**SHORT EXERCISE:**
Return all of the data exactly as written, without the pictures.

Data entries

--------------------------------

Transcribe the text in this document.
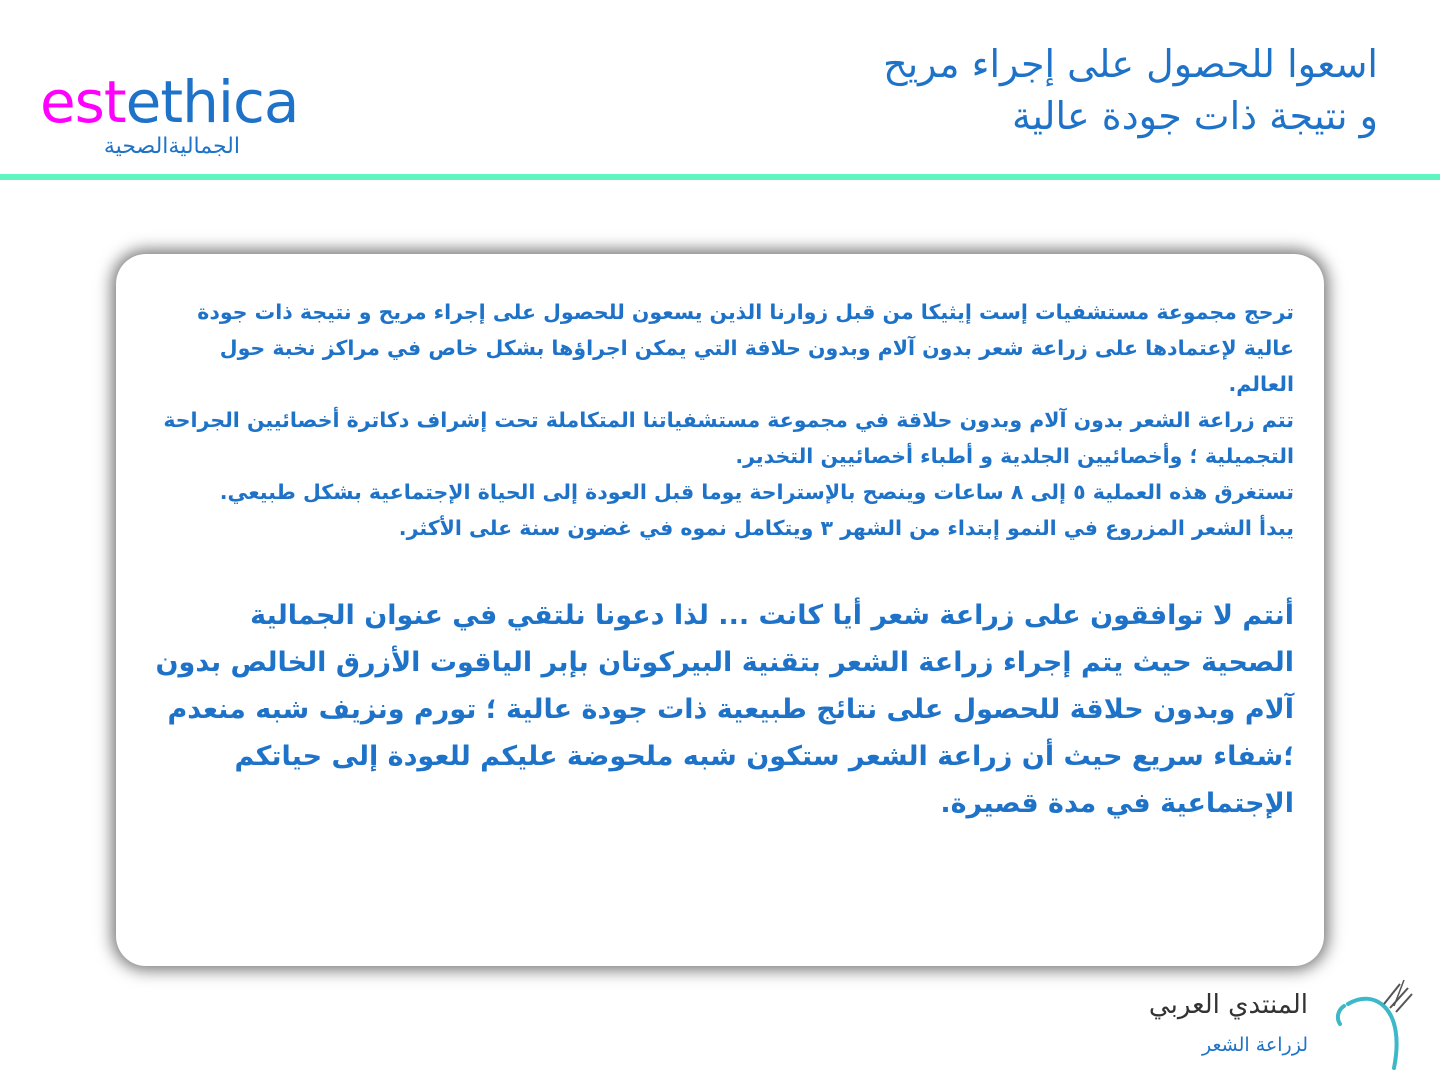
estethica
الجماليةالصحية
اسعوا للحصول على إجراء مريح
و نتيجة ذات جودة عالية

ترحج مجموعة مستشفيات إست إيثيكا من قبل زوارنا الذين يسعون للحصول على إجراء مريح و نتيجة ذات جودة عالية لإعتمادها على زراعة شعر بدون آلام وبدون حلاقة التي يمكن اجراؤها بشكل خاص في مراكز نخبة حول العالم.

تتم زراعة الشعر بدون آلام وبدون حلاقة في مجموعة مستشفياتنا المتكاملة تحت إشراف دكاترة أخصائيين الجراحة التجميلية ؛ وأخصائيين الجلدية و أطباء أخصائيين التخدير.

تستغرق هذه العملية ٥ إلى ٨ ساعات وينصح بالإستراحة يوما قبل العودة إلى الحياة الإجتماعية بشكل طبيعي.

يبدأ الشعر المزروع في النمو إبتداء من الشهر ٣ ويتكامل نموه في غضون سنة على الأكثر.

أنتم لا توافقون على زراعة شعر أيا كانت ... لذا دعونا نلتقي في عنوان الجمالية الصحية حيث يتم إجراء زراعة الشعر بتقنية البيركوتان بإبر الياقوت الأزرق الخالص بدون آلام وبدون حلاقة للحصول على نتائج طبيعية ذات جودة عالية ؛ تورم ونزيف شبه منعدم ؛شفاء سريع حيث أن زراعة الشعر ستكون شبه ملحوضة عليكم للعودة إلى حياتكم الإجتماعية في مدة قصيرة.

المنتدي العربي
لزراعة الشعر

--------------------------------

**ANSWER BELOW:**
Transcribe the text in this document.
estethica
الجماليةالصحية
اسعوا للحصول على إجراء مريح
و نتيجة ذات جودة عالية

ترحج مجموعة مستشفيات إست إيثيكا من قبل زوارنا الذين يسعون للحصول على إجراء مريح و نتيجة ذات جودة عالية لإعتمادها على زراعة شعر بدون آلام وبدون حلاقة التي يمكن اجراؤها بشكل خاص في مراكز نخبة حول العالم.

تتم زراعة الشعر بدون آلام وبدون حلاقة في مجموعة مستشفياتنا المتكاملة تحت إشراف دكاترة أخصائيين الجراحة التجميلية ؛ وأخصائيين الجلدية و أطباء أخصائيين التخدير.

تستغرق هذه العملية ٥ إلى ٨ ساعات وينصح بالإستراحة يوما قبل العودة إلى الحياة الإجتماعية بشكل طبيعي.

يبدأ الشعر المزروع في النمو إبتداء من الشهر ٣ ويتكامل نموه في غضون سنة على الأكثر.

أنتم لا توافقون على زراعة شعر أيا كانت ... لذا دعونا نلتقي في عنوان الجمالية الصحية حيث يتم إجراء زراعة الشعر بتقنية البيركوتان بإبر الياقوت الأزرق الخالص بدون آلام وبدون حلاقة للحصول على نتائج طبيعية ذات جودة عالية ؛ تورم ونزيف شبه منعدم ؛شفاء سريع حيث أن زراعة الشعر ستكون شبه ملحوضة عليكم للعودة إلى حياتكم الإجتماعية في مدة قصيرة.

المنتدي العربي
لزراعة الشعر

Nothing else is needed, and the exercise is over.